» **WHAT YOU SHOULD DO**
Collect every line of the records below that contains the word "Bright".

[Collection entries]
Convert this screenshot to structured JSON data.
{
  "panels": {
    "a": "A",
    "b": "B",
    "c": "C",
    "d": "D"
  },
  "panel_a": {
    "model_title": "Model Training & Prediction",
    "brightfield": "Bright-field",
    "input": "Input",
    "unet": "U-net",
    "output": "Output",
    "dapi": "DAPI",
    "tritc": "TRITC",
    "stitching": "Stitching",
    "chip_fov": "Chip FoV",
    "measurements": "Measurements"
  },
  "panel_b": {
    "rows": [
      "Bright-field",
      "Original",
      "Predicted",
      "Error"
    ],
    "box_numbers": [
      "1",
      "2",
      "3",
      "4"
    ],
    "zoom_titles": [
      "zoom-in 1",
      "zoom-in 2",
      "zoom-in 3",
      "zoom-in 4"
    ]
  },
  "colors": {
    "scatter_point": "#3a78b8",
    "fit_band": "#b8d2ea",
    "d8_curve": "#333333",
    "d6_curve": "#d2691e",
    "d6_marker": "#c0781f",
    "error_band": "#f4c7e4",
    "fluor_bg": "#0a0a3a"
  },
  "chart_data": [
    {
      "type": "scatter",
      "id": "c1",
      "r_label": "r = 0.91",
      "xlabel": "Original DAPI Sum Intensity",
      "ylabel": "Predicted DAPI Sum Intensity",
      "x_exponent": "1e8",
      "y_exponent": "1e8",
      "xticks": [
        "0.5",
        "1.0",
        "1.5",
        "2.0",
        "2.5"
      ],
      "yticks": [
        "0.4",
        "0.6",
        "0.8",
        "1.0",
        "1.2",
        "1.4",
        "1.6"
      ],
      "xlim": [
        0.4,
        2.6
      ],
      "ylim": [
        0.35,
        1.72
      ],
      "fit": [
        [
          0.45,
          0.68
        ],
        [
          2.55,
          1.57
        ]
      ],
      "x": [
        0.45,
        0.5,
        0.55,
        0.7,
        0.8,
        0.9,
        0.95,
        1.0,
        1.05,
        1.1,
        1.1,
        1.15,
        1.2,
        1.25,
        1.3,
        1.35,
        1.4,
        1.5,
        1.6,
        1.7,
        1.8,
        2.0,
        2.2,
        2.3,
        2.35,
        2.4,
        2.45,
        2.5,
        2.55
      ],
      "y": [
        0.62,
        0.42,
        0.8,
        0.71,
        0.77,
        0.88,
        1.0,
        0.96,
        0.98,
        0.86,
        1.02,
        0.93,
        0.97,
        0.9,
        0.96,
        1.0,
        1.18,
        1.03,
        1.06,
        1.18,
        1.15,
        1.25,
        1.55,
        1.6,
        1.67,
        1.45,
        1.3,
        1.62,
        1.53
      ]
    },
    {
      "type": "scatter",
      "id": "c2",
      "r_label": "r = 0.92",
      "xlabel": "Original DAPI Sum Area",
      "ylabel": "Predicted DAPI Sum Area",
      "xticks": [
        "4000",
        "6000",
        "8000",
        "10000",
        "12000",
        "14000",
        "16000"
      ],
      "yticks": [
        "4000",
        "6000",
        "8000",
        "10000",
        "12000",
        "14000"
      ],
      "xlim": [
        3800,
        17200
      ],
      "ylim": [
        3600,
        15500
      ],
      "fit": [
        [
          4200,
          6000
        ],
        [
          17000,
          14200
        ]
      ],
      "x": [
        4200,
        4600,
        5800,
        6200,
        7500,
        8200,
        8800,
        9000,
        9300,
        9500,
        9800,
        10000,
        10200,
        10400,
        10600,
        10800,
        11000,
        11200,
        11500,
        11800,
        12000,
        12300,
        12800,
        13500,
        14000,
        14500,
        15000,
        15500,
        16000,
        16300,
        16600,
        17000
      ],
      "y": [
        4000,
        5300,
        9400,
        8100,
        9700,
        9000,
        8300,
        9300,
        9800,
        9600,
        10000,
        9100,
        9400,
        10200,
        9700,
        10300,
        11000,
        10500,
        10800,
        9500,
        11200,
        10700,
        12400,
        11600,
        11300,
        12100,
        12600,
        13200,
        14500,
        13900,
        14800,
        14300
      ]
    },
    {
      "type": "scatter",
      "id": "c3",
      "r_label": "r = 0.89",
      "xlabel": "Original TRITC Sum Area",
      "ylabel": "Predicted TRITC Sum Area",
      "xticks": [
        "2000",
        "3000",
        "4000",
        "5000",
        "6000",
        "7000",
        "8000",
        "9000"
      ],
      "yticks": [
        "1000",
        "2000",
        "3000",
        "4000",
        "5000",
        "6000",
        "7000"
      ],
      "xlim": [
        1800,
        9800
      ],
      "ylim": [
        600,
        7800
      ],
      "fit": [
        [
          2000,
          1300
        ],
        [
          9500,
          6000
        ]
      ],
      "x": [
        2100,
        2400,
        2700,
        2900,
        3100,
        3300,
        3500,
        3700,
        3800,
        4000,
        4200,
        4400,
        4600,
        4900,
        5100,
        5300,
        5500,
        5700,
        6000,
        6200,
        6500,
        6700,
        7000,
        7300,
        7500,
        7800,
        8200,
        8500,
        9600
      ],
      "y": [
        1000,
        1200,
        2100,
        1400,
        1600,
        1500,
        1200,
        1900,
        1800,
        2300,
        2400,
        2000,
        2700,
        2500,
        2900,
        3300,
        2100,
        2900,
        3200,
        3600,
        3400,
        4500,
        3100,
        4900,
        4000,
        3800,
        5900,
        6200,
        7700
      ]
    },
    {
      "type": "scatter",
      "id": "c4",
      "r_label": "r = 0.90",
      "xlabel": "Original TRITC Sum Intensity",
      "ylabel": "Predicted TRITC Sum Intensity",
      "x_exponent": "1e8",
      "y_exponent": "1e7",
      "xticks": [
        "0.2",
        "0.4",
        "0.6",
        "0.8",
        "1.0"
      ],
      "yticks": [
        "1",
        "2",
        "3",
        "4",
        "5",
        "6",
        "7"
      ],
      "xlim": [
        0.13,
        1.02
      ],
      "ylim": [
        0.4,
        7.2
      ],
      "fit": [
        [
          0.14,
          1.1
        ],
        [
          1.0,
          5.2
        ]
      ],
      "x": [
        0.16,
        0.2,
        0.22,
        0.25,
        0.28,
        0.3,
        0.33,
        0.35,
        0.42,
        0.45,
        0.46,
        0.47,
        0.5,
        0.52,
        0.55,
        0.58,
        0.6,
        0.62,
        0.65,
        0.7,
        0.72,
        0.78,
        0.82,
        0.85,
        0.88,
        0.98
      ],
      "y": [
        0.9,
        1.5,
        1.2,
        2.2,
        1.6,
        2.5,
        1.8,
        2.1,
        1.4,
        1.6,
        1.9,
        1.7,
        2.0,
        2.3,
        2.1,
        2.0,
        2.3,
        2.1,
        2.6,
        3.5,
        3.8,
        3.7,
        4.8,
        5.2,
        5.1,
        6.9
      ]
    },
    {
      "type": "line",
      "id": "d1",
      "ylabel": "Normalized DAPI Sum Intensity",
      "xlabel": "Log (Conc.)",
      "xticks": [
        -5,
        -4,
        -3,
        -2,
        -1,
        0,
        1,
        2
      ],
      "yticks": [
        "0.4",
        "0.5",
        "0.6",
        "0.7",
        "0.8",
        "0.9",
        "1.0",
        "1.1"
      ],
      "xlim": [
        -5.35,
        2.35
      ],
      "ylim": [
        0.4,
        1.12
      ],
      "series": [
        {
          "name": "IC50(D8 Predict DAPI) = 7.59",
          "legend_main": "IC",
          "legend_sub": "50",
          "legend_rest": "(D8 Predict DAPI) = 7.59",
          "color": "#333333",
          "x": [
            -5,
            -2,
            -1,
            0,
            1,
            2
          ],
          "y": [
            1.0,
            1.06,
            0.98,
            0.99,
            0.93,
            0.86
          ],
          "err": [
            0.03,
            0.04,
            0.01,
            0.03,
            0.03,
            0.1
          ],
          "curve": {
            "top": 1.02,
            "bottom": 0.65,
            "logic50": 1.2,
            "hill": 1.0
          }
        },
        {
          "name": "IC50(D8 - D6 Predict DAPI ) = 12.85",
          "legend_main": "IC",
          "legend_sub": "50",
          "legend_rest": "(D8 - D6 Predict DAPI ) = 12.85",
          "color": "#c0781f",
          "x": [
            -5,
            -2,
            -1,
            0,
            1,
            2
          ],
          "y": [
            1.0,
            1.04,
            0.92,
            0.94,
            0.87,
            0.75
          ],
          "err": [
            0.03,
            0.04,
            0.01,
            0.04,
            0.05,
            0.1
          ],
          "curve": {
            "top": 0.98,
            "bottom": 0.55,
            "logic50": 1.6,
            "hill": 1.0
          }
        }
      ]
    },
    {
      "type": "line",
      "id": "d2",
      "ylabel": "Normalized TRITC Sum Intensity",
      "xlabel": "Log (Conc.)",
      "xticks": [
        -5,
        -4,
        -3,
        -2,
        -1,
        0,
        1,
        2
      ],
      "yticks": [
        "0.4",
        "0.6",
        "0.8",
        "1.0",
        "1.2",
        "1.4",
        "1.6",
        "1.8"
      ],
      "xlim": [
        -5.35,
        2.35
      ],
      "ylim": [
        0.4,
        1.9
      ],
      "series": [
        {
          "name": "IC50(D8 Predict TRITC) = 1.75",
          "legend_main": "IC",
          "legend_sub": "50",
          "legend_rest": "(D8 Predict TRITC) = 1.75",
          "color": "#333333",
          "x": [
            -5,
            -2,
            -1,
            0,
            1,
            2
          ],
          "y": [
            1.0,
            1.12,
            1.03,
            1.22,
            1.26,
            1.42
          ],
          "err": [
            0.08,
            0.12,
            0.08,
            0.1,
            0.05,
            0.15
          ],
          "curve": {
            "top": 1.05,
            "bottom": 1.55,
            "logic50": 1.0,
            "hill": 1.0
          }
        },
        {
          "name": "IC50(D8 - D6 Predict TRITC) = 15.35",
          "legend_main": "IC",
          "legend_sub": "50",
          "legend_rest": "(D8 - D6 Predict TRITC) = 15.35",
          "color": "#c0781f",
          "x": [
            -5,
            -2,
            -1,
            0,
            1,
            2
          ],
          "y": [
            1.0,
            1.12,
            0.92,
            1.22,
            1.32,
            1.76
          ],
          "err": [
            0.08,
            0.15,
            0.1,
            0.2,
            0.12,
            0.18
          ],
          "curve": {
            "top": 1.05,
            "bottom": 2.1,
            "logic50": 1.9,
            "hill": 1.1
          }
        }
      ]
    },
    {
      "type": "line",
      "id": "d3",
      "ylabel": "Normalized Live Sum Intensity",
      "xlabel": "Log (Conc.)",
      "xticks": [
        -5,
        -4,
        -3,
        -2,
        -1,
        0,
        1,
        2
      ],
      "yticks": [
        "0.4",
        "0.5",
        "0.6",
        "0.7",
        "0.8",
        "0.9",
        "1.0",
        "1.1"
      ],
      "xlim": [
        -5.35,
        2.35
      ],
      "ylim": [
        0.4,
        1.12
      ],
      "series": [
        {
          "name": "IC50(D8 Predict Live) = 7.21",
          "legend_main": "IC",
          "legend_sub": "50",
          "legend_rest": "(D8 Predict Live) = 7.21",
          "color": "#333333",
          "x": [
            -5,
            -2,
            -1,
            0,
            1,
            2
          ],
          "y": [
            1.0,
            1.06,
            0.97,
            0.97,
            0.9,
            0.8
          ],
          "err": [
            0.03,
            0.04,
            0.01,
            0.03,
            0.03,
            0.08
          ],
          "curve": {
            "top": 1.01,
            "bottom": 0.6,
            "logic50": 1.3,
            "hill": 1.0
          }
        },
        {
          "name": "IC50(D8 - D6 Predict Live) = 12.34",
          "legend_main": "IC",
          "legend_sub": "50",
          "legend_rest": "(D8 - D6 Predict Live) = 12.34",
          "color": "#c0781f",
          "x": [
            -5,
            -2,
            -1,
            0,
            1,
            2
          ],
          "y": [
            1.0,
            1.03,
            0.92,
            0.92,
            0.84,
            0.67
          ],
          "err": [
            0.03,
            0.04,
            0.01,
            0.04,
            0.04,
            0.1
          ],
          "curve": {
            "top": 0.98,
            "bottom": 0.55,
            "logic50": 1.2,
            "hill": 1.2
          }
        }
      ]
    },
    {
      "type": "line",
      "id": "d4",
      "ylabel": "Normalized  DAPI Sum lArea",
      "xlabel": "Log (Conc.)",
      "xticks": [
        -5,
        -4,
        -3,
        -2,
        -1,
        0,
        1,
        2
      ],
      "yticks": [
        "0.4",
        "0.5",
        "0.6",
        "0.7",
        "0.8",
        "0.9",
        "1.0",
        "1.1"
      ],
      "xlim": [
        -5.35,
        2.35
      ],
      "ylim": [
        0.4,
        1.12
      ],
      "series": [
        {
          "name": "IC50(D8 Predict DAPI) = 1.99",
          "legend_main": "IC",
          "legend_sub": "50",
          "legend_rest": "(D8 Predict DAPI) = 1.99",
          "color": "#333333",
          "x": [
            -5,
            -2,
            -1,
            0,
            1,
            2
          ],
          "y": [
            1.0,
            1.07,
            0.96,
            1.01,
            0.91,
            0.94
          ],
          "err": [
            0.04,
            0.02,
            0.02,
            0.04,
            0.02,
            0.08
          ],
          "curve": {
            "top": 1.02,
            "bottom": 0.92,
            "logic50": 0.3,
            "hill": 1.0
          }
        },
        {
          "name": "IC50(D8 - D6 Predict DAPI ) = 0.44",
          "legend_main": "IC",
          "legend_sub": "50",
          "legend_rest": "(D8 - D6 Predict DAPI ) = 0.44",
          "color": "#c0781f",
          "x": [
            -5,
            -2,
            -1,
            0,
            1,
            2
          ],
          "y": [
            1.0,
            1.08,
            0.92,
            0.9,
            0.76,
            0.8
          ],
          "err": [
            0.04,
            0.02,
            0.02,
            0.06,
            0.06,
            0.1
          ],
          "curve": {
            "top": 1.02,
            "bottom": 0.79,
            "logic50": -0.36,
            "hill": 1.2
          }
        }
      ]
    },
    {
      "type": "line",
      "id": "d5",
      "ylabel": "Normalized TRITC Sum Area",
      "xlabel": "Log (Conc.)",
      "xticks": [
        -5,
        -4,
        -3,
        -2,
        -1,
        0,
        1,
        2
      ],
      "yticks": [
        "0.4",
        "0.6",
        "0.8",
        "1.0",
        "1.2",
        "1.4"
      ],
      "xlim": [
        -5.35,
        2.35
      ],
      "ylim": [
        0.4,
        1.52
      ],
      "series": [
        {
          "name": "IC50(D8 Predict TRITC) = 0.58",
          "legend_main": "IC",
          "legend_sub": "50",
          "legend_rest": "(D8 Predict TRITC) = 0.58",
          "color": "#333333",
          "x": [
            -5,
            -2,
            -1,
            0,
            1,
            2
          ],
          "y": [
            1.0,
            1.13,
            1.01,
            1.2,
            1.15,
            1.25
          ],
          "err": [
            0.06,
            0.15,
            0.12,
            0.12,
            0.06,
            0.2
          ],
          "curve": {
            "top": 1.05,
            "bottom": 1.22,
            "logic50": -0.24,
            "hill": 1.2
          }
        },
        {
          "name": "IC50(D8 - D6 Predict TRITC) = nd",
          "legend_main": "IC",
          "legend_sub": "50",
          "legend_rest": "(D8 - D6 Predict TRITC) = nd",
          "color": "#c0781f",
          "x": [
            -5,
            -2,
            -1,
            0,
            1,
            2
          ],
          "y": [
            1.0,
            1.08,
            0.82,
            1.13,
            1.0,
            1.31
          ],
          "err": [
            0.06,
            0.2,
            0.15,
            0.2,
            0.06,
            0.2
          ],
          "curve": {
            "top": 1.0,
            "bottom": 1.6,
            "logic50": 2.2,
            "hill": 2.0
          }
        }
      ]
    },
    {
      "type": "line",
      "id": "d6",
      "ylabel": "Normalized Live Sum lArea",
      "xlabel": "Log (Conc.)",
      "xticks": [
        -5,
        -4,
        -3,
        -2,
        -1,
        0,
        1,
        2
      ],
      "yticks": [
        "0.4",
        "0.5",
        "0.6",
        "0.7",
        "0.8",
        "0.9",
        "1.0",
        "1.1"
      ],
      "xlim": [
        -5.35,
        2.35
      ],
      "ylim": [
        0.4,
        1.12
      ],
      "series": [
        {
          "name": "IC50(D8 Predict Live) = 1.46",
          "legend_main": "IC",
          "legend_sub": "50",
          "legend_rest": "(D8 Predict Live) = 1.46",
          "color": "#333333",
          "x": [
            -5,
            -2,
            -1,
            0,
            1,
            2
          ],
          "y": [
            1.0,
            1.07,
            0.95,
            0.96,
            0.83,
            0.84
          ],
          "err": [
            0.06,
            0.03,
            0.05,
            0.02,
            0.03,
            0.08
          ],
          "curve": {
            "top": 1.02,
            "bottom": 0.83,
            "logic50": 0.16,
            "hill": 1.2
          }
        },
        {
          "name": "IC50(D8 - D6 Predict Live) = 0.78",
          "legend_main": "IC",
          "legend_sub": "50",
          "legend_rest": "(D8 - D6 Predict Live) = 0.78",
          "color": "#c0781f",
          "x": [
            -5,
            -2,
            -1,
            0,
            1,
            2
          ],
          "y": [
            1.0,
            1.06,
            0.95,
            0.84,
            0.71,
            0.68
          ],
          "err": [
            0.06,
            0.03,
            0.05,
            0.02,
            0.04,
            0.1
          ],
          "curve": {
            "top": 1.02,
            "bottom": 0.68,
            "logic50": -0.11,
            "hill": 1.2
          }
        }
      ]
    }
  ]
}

» **TASK OUTPUT**
    "brightfield": "Bright-field",
      "Bright-field",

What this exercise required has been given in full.